◆ **EXERCISE INSTRUCTIONS**: Check each line of the material below for "desc", then copy the ones that contain it.

○ ○ ○ ○ ○

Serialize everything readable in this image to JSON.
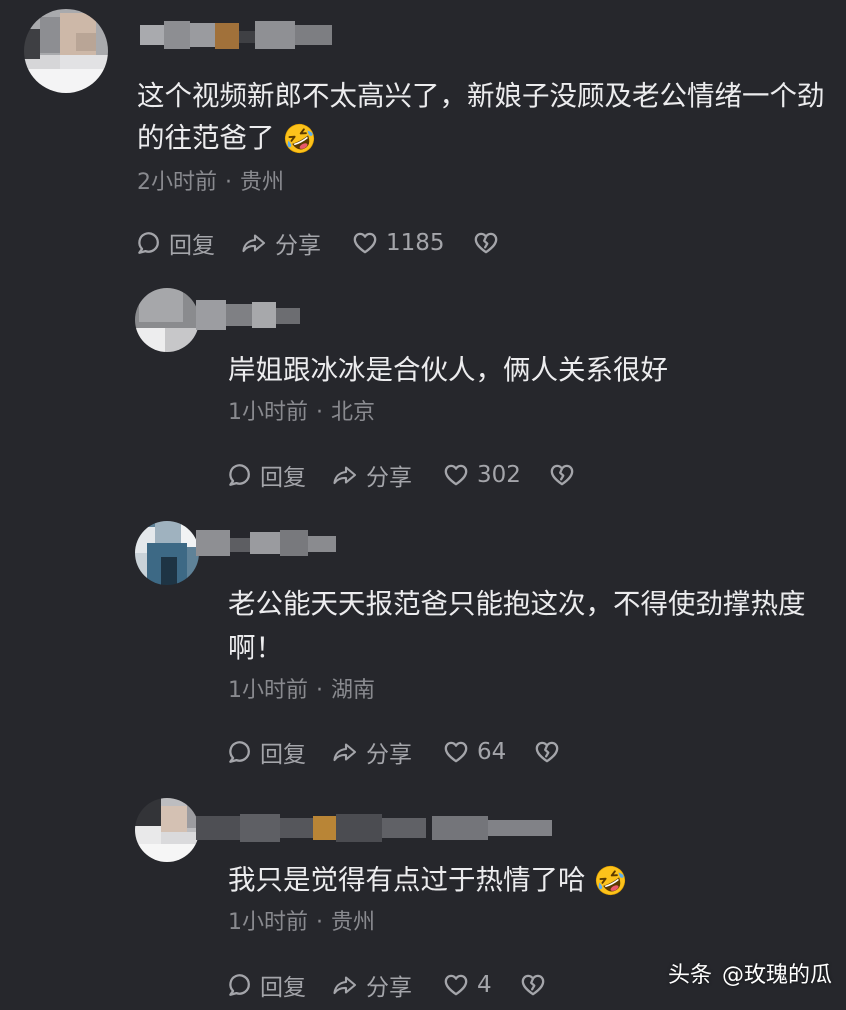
{
  "theme": {
    "background": "#26272c",
    "text_primary": "#ececee",
    "text_secondary": "#898a8f",
    "action_color": "#a4a5aa",
    "watermark_color": "#ffffff"
  },
  "icons": {
    "reply": "comment-bubble-icon",
    "share": "share-arrow-icon",
    "like": "heart-icon",
    "dislike": "broken-heart-icon",
    "emoji": "rolling-on-floor-laughing-icon"
  },
  "meta_separator": "·",
  "comments": [
    {
      "text_lines": [
        "这个视频新郎不太高兴了，新娘子没顾及老公情绪一个劲",
        "的往范爸了"
      ],
      "trailing_emoji": "rolling-on-floor-laughing-icon",
      "time": "2小时前",
      "location": "贵州",
      "reply_label": "回复",
      "share_label": "分享",
      "likes": "1185"
    },
    {
      "text_lines": [
        "岸姐跟冰冰是合伙人，俩人关系很好"
      ],
      "time": "1小时前",
      "location": "北京",
      "reply_label": "回复",
      "share_label": "分享",
      "likes": "302"
    },
    {
      "text_lines": [
        "老公能天天报范爸只能抱这次，不得使劲撑热度",
        "啊！"
      ],
      "time": "1小时前",
      "location": "湖南",
      "reply_label": "回复",
      "share_label": "分享",
      "likes": "64"
    },
    {
      "text_lines": [
        "我只是觉得有点过于热情了哈"
      ],
      "trailing_emoji": "rolling-on-floor-laughing-icon",
      "time": "1小时前",
      "location": "贵州",
      "reply_label": "回复",
      "share_label": "分享",
      "likes": "4"
    }
  ],
  "watermark": {
    "platform": "头条",
    "account": "@玫瑰的瓜"
  }
}
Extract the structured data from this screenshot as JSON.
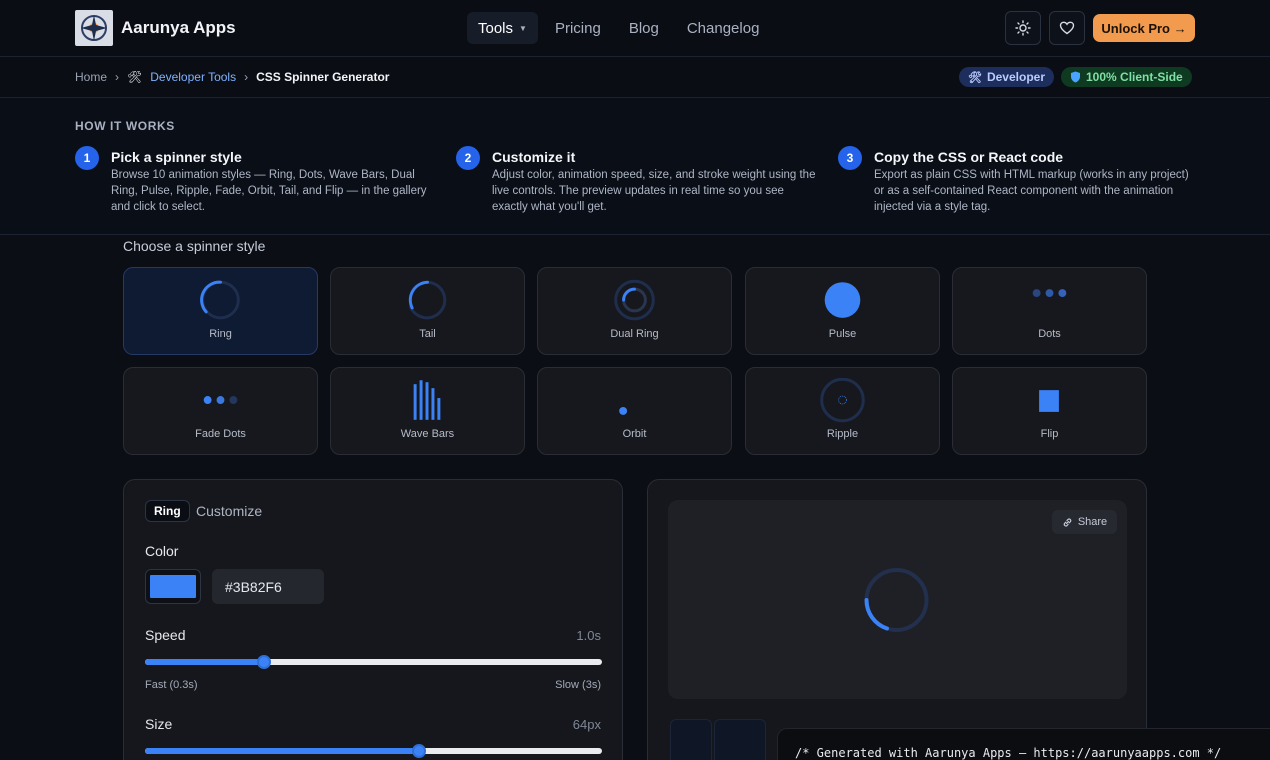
{
  "header": {
    "brand": "Aarunya Apps",
    "nav": [
      {
        "label": "Tools",
        "active": true,
        "has_dropdown": true
      },
      {
        "label": "Pricing",
        "active": false
      },
      {
        "label": "Blog",
        "active": false
      },
      {
        "label": "Changelog",
        "active": false
      }
    ],
    "theme_icon": "sun-icon",
    "favorite_icon": "heart-icon",
    "unlock_label": "Unlock Pro →",
    "unlock_color": "#f29a4e"
  },
  "breadcrumb": {
    "home": "Home",
    "sep": "›",
    "section": "Developer Tools",
    "current": "CSS Spinner Generator"
  },
  "badges": {
    "developer": "Developer",
    "client_side": "100% Client-Side"
  },
  "how_it_works": {
    "title": "HOW IT WORKS",
    "steps": [
      {
        "num": "1",
        "title": "Pick a spinner style",
        "desc": "Browse 10 animation styles — Ring, Dots, Wave Bars, Dual Ring, Pulse, Ripple, Fade, Orbit, Tail, and Flip — in the gallery and click to select."
      },
      {
        "num": "2",
        "title": "Customize it",
        "desc": "Adjust color, animation speed, size, and stroke weight using the live controls. The preview updates in real time so you see exactly what you'll get."
      },
      {
        "num": "3",
        "title": "Copy the CSS or React code",
        "desc": "Export as plain CSS with HTML markup (works in any project) or as a self-contained React component with the animation injected via a style tag."
      }
    ]
  },
  "gallery": {
    "title": "Choose a spinner style",
    "selected": "Ring",
    "styles": [
      "Ring",
      "Tail",
      "Dual Ring",
      "Pulse",
      "Dots",
      "Fade Dots",
      "Wave Bars",
      "Orbit",
      "Ripple",
      "Flip"
    ]
  },
  "customize": {
    "chip": "Ring",
    "heading": "Customize",
    "color_label": "Color",
    "color_value": "#3B82F6",
    "speed": {
      "label": "Speed",
      "value_text": "1.0s",
      "min_label": "Fast (0.3s)",
      "max_label": "Slow (3s)",
      "fraction": 0.26
    },
    "size": {
      "label": "Size",
      "value_text": "64px",
      "fraction": 0.6
    }
  },
  "preview": {
    "share_label": "Share",
    "share_icon": "link-icon",
    "accent": "#3b82f6"
  },
  "code": {
    "first_line": "/* Generated with Aarunya Apps — https://aarunyaapps.com */"
  }
}
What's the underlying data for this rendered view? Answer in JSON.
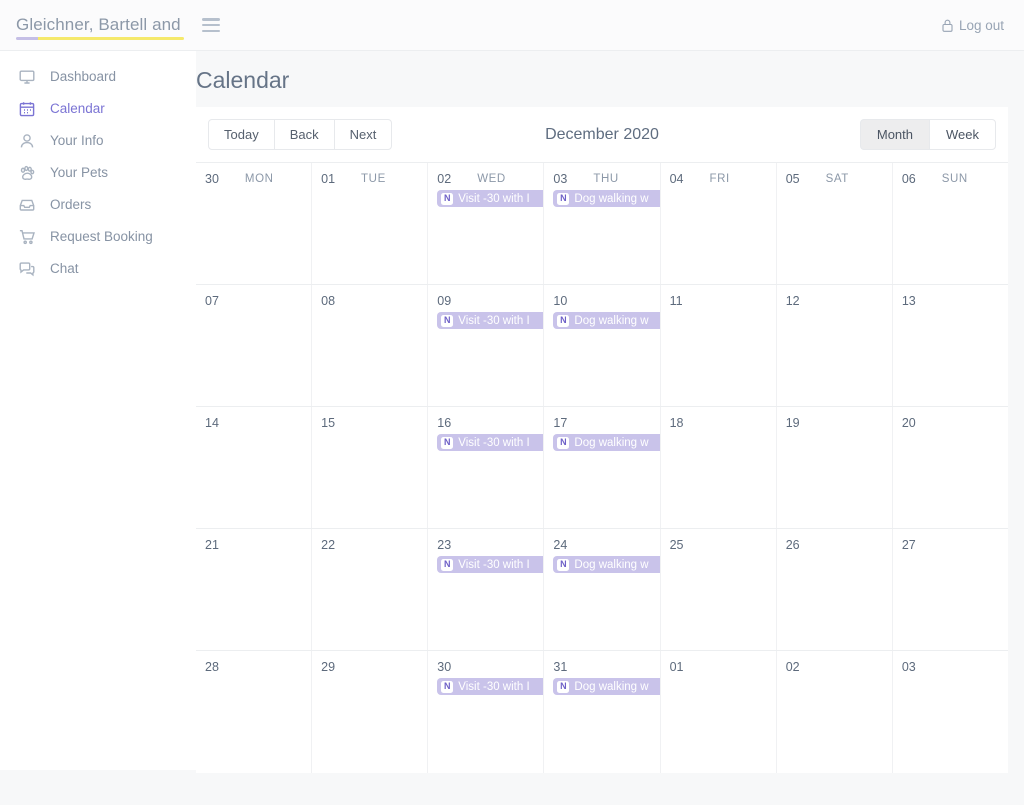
{
  "topbar": {
    "brand": "Gleichner, Bartell and Monahan",
    "menu_icon": "hamburger-icon",
    "logout_label": "Log out",
    "logout_icon": "lock-icon",
    "underline_color_a": "#c5bfe6",
    "underline_color_b": "#f5e96b"
  },
  "sidebar": {
    "items": [
      {
        "label": "Dashboard",
        "icon": "monitor-icon",
        "active": false
      },
      {
        "label": "Calendar",
        "icon": "calendar-icon",
        "active": true
      },
      {
        "label": "Your Info",
        "icon": "user-icon",
        "active": false
      },
      {
        "label": "Your Pets",
        "icon": "paw-icon",
        "active": false
      },
      {
        "label": "Orders",
        "icon": "inbox-icon",
        "active": false
      },
      {
        "label": "Request Booking",
        "icon": "cart-icon",
        "active": false
      },
      {
        "label": "Chat",
        "icon": "chat-icon",
        "active": false
      }
    ],
    "active_color": "#7b74d4"
  },
  "main": {
    "page_title": "Calendar"
  },
  "toolbar": {
    "today_label": "Today",
    "back_label": "Back",
    "next_label": "Next",
    "current_range": "December 2020",
    "views": [
      {
        "label": "Month",
        "active": true
      },
      {
        "label": "Week",
        "active": false
      }
    ]
  },
  "calendar": {
    "weekday_headers": [
      "MON",
      "TUE",
      "WED",
      "THU",
      "FRI",
      "SAT",
      "SUN"
    ],
    "event_color": "#c9c3ea",
    "event_badge": "N",
    "rows": [
      {
        "cells": [
          {
            "day": "30",
            "weekday": "MON",
            "events": []
          },
          {
            "day": "01",
            "weekday": "TUE",
            "events": []
          },
          {
            "day": "02",
            "weekday": "WED",
            "events": [
              {
                "badge": "N",
                "title": "Visit -30 with I"
              }
            ]
          },
          {
            "day": "03",
            "weekday": "THU",
            "events": [
              {
                "badge": "N",
                "title": "Dog walking w"
              }
            ]
          },
          {
            "day": "04",
            "weekday": "FRI",
            "events": []
          },
          {
            "day": "05",
            "weekday": "SAT",
            "events": []
          },
          {
            "day": "06",
            "weekday": "SUN",
            "events": []
          }
        ]
      },
      {
        "cells": [
          {
            "day": "07",
            "weekday": "",
            "events": []
          },
          {
            "day": "08",
            "weekday": "",
            "events": []
          },
          {
            "day": "09",
            "weekday": "",
            "events": [
              {
                "badge": "N",
                "title": "Visit -30 with I"
              }
            ]
          },
          {
            "day": "10",
            "weekday": "",
            "events": [
              {
                "badge": "N",
                "title": "Dog walking w"
              }
            ]
          },
          {
            "day": "11",
            "weekday": "",
            "events": []
          },
          {
            "day": "12",
            "weekday": "",
            "events": []
          },
          {
            "day": "13",
            "weekday": "",
            "events": []
          }
        ]
      },
      {
        "cells": [
          {
            "day": "14",
            "weekday": "",
            "events": []
          },
          {
            "day": "15",
            "weekday": "",
            "events": []
          },
          {
            "day": "16",
            "weekday": "",
            "events": [
              {
                "badge": "N",
                "title": "Visit -30 with I"
              }
            ]
          },
          {
            "day": "17",
            "weekday": "",
            "events": [
              {
                "badge": "N",
                "title": "Dog walking w"
              }
            ]
          },
          {
            "day": "18",
            "weekday": "",
            "events": []
          },
          {
            "day": "19",
            "weekday": "",
            "events": []
          },
          {
            "day": "20",
            "weekday": "",
            "events": []
          }
        ]
      },
      {
        "cells": [
          {
            "day": "21",
            "weekday": "",
            "events": []
          },
          {
            "day": "22",
            "weekday": "",
            "events": []
          },
          {
            "day": "23",
            "weekday": "",
            "events": [
              {
                "badge": "N",
                "title": "Visit -30 with I"
              }
            ]
          },
          {
            "day": "24",
            "weekday": "",
            "events": [
              {
                "badge": "N",
                "title": "Dog walking w"
              }
            ]
          },
          {
            "day": "25",
            "weekday": "",
            "events": []
          },
          {
            "day": "26",
            "weekday": "",
            "events": []
          },
          {
            "day": "27",
            "weekday": "",
            "events": []
          }
        ]
      },
      {
        "cells": [
          {
            "day": "28",
            "weekday": "",
            "events": []
          },
          {
            "day": "29",
            "weekday": "",
            "events": []
          },
          {
            "day": "30",
            "weekday": "",
            "events": [
              {
                "badge": "N",
                "title": "Visit -30 with I"
              }
            ]
          },
          {
            "day": "31",
            "weekday": "",
            "events": [
              {
                "badge": "N",
                "title": "Dog walking w"
              }
            ]
          },
          {
            "day": "01",
            "weekday": "",
            "events": []
          },
          {
            "day": "02",
            "weekday": "",
            "events": []
          },
          {
            "day": "03",
            "weekday": "",
            "events": []
          }
        ]
      }
    ]
  }
}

○ ○ ○ ○ ○

◆ **WORKED SOLUTION**:
        "desc": "Browse 10 animation styles — Ring, Dots, Wave Bars, Dual Ring, Pulse, Ripple, Fade, Orbit, Tail, and Flip — in the gallery and click to select."
        "desc": "Adjust color, animation speed, size, and stroke weight using the live controls. The preview updates in real time so you see exactly what you'll get."
        "desc": "Export as plain CSS with HTML markup (works in any project) or as a self-contained React component with the animation injected via a style tag."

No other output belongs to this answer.